## begin

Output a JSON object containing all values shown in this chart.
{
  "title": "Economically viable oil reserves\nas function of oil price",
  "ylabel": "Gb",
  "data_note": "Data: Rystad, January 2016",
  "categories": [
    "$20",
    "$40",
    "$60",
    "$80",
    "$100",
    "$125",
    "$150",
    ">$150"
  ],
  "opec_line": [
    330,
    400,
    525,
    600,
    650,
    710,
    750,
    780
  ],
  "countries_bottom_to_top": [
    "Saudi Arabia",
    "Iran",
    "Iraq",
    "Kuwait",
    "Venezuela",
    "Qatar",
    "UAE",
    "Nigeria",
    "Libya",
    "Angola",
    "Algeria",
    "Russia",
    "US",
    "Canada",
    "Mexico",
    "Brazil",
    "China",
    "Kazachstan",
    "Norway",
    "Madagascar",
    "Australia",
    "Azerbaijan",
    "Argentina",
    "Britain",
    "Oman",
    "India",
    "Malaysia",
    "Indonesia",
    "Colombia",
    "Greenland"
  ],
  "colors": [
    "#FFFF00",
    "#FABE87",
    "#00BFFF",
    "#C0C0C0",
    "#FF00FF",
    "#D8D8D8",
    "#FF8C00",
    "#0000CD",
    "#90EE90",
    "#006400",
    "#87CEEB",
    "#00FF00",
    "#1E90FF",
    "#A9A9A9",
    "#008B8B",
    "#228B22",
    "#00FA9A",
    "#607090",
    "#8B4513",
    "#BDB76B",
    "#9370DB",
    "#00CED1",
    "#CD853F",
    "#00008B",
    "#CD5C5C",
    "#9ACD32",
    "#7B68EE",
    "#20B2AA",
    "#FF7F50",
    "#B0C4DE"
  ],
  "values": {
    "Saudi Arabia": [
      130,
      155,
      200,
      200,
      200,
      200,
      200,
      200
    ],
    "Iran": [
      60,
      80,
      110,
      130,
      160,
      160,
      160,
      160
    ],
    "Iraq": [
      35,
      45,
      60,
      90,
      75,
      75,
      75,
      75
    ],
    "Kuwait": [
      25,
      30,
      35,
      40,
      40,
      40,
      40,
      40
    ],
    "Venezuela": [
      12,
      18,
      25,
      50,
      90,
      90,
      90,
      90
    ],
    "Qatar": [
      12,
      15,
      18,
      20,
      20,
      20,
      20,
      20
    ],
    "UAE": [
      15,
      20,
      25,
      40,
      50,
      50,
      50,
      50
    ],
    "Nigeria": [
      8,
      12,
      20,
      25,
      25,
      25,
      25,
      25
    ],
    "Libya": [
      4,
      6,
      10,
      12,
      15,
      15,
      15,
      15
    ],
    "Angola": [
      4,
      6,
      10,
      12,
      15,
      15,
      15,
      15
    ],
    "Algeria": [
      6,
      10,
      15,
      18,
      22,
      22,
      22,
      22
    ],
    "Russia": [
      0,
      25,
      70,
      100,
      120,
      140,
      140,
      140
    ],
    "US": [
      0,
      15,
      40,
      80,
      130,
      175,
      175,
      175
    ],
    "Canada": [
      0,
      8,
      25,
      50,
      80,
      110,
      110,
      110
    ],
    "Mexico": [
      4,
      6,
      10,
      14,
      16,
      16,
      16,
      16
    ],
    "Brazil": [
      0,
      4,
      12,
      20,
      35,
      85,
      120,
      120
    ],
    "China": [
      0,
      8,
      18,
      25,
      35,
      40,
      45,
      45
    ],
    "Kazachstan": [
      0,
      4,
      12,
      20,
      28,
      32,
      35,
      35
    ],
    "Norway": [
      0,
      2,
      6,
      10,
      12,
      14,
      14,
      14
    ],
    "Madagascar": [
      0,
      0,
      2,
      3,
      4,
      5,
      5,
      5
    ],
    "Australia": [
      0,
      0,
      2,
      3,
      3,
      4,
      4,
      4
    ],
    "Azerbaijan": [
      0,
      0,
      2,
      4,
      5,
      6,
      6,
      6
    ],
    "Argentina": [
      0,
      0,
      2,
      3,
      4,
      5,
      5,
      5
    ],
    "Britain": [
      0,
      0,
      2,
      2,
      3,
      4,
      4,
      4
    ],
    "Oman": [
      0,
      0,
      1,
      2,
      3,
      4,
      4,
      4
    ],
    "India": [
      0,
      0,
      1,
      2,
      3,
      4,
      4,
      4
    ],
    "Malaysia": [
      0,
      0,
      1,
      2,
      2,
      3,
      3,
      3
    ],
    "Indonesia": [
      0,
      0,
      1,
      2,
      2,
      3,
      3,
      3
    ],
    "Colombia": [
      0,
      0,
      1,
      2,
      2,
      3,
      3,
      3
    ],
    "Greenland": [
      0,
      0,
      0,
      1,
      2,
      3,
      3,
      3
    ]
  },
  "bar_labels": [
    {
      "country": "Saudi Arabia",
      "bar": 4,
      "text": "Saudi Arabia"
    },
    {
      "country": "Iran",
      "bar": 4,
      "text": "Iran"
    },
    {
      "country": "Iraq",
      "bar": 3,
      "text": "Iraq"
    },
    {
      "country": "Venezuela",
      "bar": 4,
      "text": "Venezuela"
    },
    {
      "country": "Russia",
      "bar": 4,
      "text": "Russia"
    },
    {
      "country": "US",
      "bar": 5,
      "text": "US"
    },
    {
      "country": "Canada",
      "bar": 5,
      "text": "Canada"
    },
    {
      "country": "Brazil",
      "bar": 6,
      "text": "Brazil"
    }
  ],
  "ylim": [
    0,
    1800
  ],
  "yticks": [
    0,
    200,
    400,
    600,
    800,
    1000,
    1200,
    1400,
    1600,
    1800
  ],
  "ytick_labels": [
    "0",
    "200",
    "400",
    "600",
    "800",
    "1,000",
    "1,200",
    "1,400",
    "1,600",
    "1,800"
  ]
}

## end

[Job] Copy out each line exactly.

[Correct output]
Output a JSON object containing all values shown in this chart.
{
  "title": "Economically viable oil reserves\nas function of oil price",
  "ylabel": "Gb",
  "data_note": "Data: Rystad, January 2016",
  "categories": [
    "$20",
    "$40",
    "$60",
    "$80",
    "$100",
    "$125",
    "$150",
    ">$150"
  ],
  "opec_line": [
    330,
    400,
    525,
    600,
    650,
    710,
    750,
    780
  ],
  "countries_bottom_to_top": [
    "Saudi Arabia",
    "Iran",
    "Iraq",
    "Kuwait",
    "Venezuela",
    "Qatar",
    "UAE",
    "Nigeria",
    "Libya",
    "Angola",
    "Algeria",
    "Russia",
    "US",
    "Canada",
    "Mexico",
    "Brazil",
    "China",
    "Kazachstan",
    "Norway",
    "Madagascar",
    "Australia",
    "Azerbaijan",
    "Argentina",
    "Britain",
    "Oman",
    "India",
    "Malaysia",
    "Indonesia",
    "Colombia",
    "Greenland"
  ],
  "colors": [
    "#FFFF00",
    "#FABE87",
    "#00BFFF",
    "#C0C0C0",
    "#FF00FF",
    "#D8D8D8",
    "#FF8C00",
    "#0000CD",
    "#90EE90",
    "#006400",
    "#87CEEB",
    "#00FF00",
    "#1E90FF",
    "#A9A9A9",
    "#008B8B",
    "#228B22",
    "#00FA9A",
    "#607090",
    "#8B4513",
    "#BDB76B",
    "#9370DB",
    "#00CED1",
    "#CD853F",
    "#00008B",
    "#CD5C5C",
    "#9ACD32",
    "#7B68EE",
    "#20B2AA",
    "#FF7F50",
    "#B0C4DE"
  ],
  "values": {
    "Saudi Arabia": [
      130,
      155,
      200,
      200,
      200,
      200,
      200,
      200
    ],
    "Iran": [
      60,
      80,
      110,
      130,
      160,
      160,
      160,
      160
    ],
    "Iraq": [
      35,
      45,
      60,
      90,
      75,
      75,
      75,
      75
    ],
    "Kuwait": [
      25,
      30,
      35,
      40,
      40,
      40,
      40,
      40
    ],
    "Venezuela": [
      12,
      18,
      25,
      50,
      90,
      90,
      90,
      90
    ],
    "Qatar": [
      12,
      15,
      18,
      20,
      20,
      20,
      20,
      20
    ],
    "UAE": [
      15,
      20,
      25,
      40,
      50,
      50,
      50,
      50
    ],
    "Nigeria": [
      8,
      12,
      20,
      25,
      25,
      25,
      25,
      25
    ],
    "Libya": [
      4,
      6,
      10,
      12,
      15,
      15,
      15,
      15
    ],
    "Angola": [
      4,
      6,
      10,
      12,
      15,
      15,
      15,
      15
    ],
    "Algeria": [
      6,
      10,
      15,
      18,
      22,
      22,
      22,
      22
    ],
    "Russia": [
      0,
      25,
      70,
      100,
      120,
      140,
      140,
      140
    ],
    "US": [
      0,
      15,
      40,
      80,
      130,
      175,
      175,
      175
    ],
    "Canada": [
      0,
      8,
      25,
      50,
      80,
      110,
      110,
      110
    ],
    "Mexico": [
      4,
      6,
      10,
      14,
      16,
      16,
      16,
      16
    ],
    "Brazil": [
      0,
      4,
      12,
      20,
      35,
      85,
      120,
      120
    ],
    "China": [
      0,
      8,
      18,
      25,
      35,
      40,
      45,
      45
    ],
    "Kazachstan": [
      0,
      4,
      12,
      20,
      28,
      32,
      35,
      35
    ],
    "Norway": [
      0,
      2,
      6,
      10,
      12,
      14,
      14,
      14
    ],
    "Madagascar": [
      0,
      0,
      2,
      3,
      4,
      5,
      5,
      5
    ],
    "Australia": [
      0,
      0,
      2,
      3,
      3,
      4,
      4,
      4
    ],
    "Azerbaijan": [
      0,
      0,
      2,
      4,
      5,
      6,
      6,
      6
    ],
    "Argentina": [
      0,
      0,
      2,
      3,
      4,
      5,
      5,
      5
    ],
    "Britain": [
      0,
      0,
      2,
      2,
      3,
      4,
      4,
      4
    ],
    "Oman": [
      0,
      0,
      1,
      2,
      3,
      4,
      4,
      4
    ],
    "India": [
      0,
      0,
      1,
      2,
      3,
      4,
      4,
      4
    ],
    "Malaysia": [
      0,
      0,
      1,
      2,
      2,
      3,
      3,
      3
    ],
    "Indonesia": [
      0,
      0,
      1,
      2,
      2,
      3,
      3,
      3
    ],
    "Colombia": [
      0,
      0,
      1,
      2,
      2,
      3,
      3,
      3
    ],
    "Greenland": [
      0,
      0,
      0,
      1,
      2,
      3,
      3,
      3
    ]
  },
  "bar_labels": [
    {
      "country": "Saudi Arabia",
      "bar": 4,
      "text": "Saudi Arabia"
    },
    {
      "country": "Iran",
      "bar": 4,
      "text": "Iran"
    },
    {
      "country": "Iraq",
      "bar": 3,
      "text": "Iraq"
    },
    {
      "country": "Venezuela",
      "bar": 4,
      "text": "Venezuela"
    },
    {
      "country": "Russia",
      "bar": 4,
      "text": "Russia"
    },
    {
      "country": "US",
      "bar": 5,
      "text": "US"
    },
    {
      "country": "Canada",
      "bar": 5,
      "text": "Canada"
    },
    {
      "country": "Brazil",
      "bar": 6,
      "text": "Brazil"
    }
  ],
  "ylim": [
    0,
    1800
  ],
  "yticks": [
    0,
    200,
    400,
    600,
    800,
    1000,
    1200,
    1400,
    1600,
    1800
  ],
  "ytick_labels": [
    "0",
    "200",
    "400",
    "600",
    "800",
    "1,000",
    "1,200",
    "1,400",
    "1,600",
    "1,800"
  ]
}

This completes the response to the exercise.